Given entries:
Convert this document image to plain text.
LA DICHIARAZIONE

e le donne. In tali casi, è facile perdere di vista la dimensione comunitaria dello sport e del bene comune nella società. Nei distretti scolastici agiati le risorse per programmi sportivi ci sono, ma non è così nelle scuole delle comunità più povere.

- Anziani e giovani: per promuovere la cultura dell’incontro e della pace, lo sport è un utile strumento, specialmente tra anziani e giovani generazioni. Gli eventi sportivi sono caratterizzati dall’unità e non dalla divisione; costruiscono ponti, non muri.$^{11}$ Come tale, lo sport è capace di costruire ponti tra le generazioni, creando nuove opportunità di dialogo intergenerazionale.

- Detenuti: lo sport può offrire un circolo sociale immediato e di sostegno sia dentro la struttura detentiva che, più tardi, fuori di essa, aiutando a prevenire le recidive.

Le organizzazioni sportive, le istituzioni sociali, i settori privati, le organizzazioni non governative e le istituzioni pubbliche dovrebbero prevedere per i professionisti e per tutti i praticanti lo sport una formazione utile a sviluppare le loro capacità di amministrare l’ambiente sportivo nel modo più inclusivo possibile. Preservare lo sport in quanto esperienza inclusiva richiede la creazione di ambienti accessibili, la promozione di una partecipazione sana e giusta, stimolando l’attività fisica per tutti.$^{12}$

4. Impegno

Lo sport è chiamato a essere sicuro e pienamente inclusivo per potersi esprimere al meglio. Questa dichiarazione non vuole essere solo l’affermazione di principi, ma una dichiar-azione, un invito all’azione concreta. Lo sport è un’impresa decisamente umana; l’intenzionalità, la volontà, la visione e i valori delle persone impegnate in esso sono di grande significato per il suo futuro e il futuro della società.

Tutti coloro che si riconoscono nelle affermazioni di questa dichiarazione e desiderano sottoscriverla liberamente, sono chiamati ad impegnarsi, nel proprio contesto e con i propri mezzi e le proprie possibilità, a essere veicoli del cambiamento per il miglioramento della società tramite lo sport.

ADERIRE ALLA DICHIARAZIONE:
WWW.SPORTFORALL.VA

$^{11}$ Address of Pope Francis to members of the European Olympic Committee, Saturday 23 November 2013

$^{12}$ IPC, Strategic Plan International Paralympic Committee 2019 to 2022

Set exercise: Of the lines in the material, how many include "Committee"? Respond with the number alone.

Final result: 2